## WHAT IS REQUIRED
Copy out each line of the material in which the word "color" appears.

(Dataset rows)
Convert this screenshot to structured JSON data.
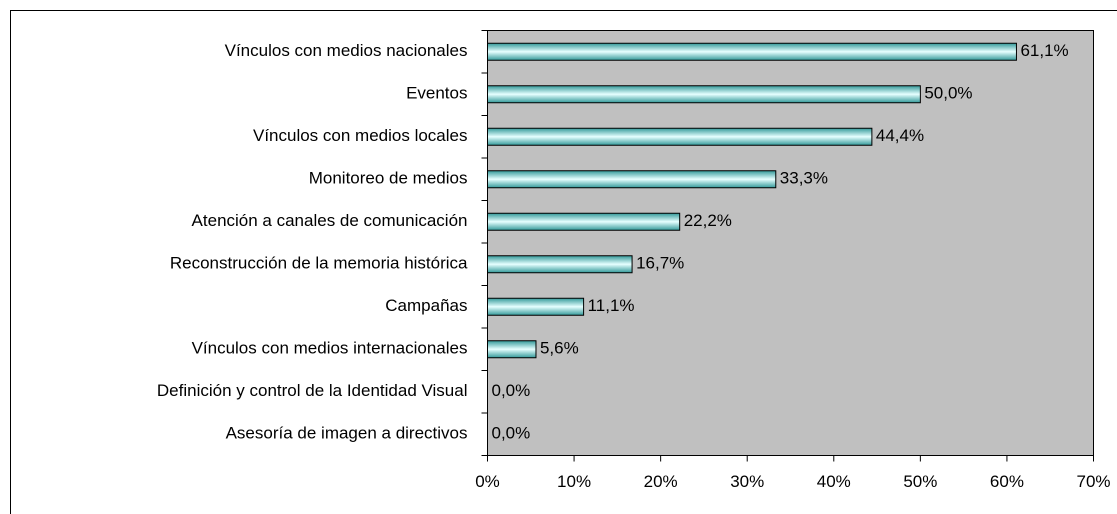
{
  "chart_data": {
    "type": "bar",
    "orientation": "horizontal",
    "categories": [
      "Vínculos con medios nacionales",
      "Eventos",
      "Vínculos con medios locales",
      "Monitoreo de medios",
      "Atención a canales de comunicación",
      "Reconstrucción de la memoria histórica",
      "Campañas",
      "Vínculos con medios internacionales",
      "Definición y control de la Identidad Visual",
      "Asesoría de imagen a directivos"
    ],
    "values": [
      61.1,
      50.0,
      44.4,
      33.3,
      22.2,
      16.7,
      11.1,
      5.6,
      0,
      0
    ],
    "value_labels": [
      "61,1%",
      "50,0%",
      "44,4%",
      "33,3%",
      "22,2%",
      "16,7%",
      "11,1%",
      "5,6%",
      "0,0%",
      "0,0%"
    ],
    "color": "#339999",
    "xlim": [
      0,
      70
    ],
    "xticks": [
      {
        "value": 0,
        "label": "0%"
      },
      {
        "value": 10,
        "label": "10%"
      },
      {
        "value": 20,
        "label": "20%"
      },
      {
        "value": 30,
        "label": "30%"
      },
      {
        "value": 40,
        "label": "40%"
      },
      {
        "value": 50,
        "label": "50%"
      },
      {
        "value": 60,
        "label": "60%"
      },
      {
        "value": 70,
        "label": "70%"
      }
    ],
    "grid": false
  }
}
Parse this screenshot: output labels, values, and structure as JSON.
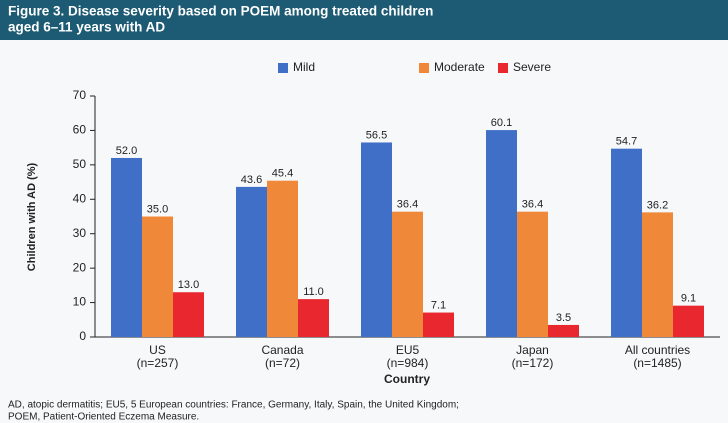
{
  "chart_data": {
    "type": "bar",
    "title": [
      "Figure 3. Disease severity based on POEM among treated children",
      "aged 6–11 years with AD"
    ],
    "categories": [
      [
        "US",
        "(n=257)"
      ],
      [
        "Canada",
        "(n=72)"
      ],
      [
        "EU5",
        "(n=984)"
      ],
      [
        "Japan",
        "(n=172)"
      ],
      [
        "All countries",
        "(n=1485)"
      ]
    ],
    "series": [
      {
        "name": "Mild",
        "color": "#3f6fc6",
        "values": [
          52.0,
          43.6,
          56.5,
          60.1,
          54.7
        ],
        "value_labels": [
          "52.0",
          "43.6",
          "56.5",
          "60.1",
          "54.7"
        ]
      },
      {
        "name": "Moderate",
        "color": "#f0883a",
        "values": [
          35.0,
          45.4,
          36.4,
          36.4,
          36.2
        ],
        "value_labels": [
          "35.0",
          "45.4",
          "36.4",
          "36.4",
          "36.2"
        ]
      },
      {
        "name": "Severe",
        "color": "#e8282e",
        "values": [
          13.0,
          11.0,
          7.1,
          3.5,
          9.1
        ],
        "value_labels": [
          "13.0",
          "11.0",
          "7.1",
          "3.5",
          "9.1"
        ]
      }
    ],
    "xlabel": "Country",
    "ylabel": "Children with AD (%)",
    "ylim": [
      0,
      70
    ],
    "yticks": [
      0,
      10,
      20,
      30,
      40,
      50,
      60,
      70
    ],
    "grid": false,
    "legend": "top",
    "footnote": [
      "AD, atopic dermatitis; EU5, 5 European countries: France, Germany, Italy, Spain, the United Kingdom;",
      "POEM, Patient-Oriented Eczema Measure."
    ]
  }
}
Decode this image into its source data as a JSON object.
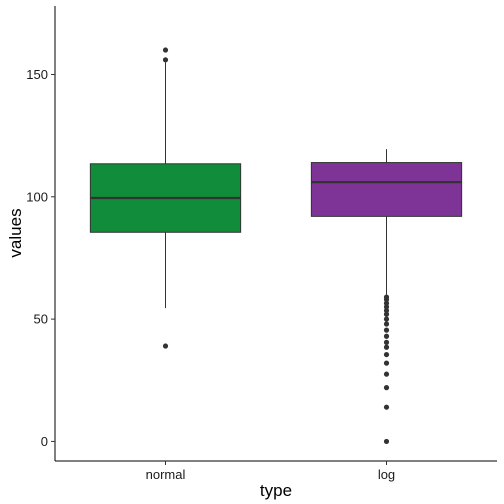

## WRITTEN RESPONSE
    "color": "#339999",
        "color": "#3f6fc6",
        "color": "#f0883a",
        "color": "#e8282e",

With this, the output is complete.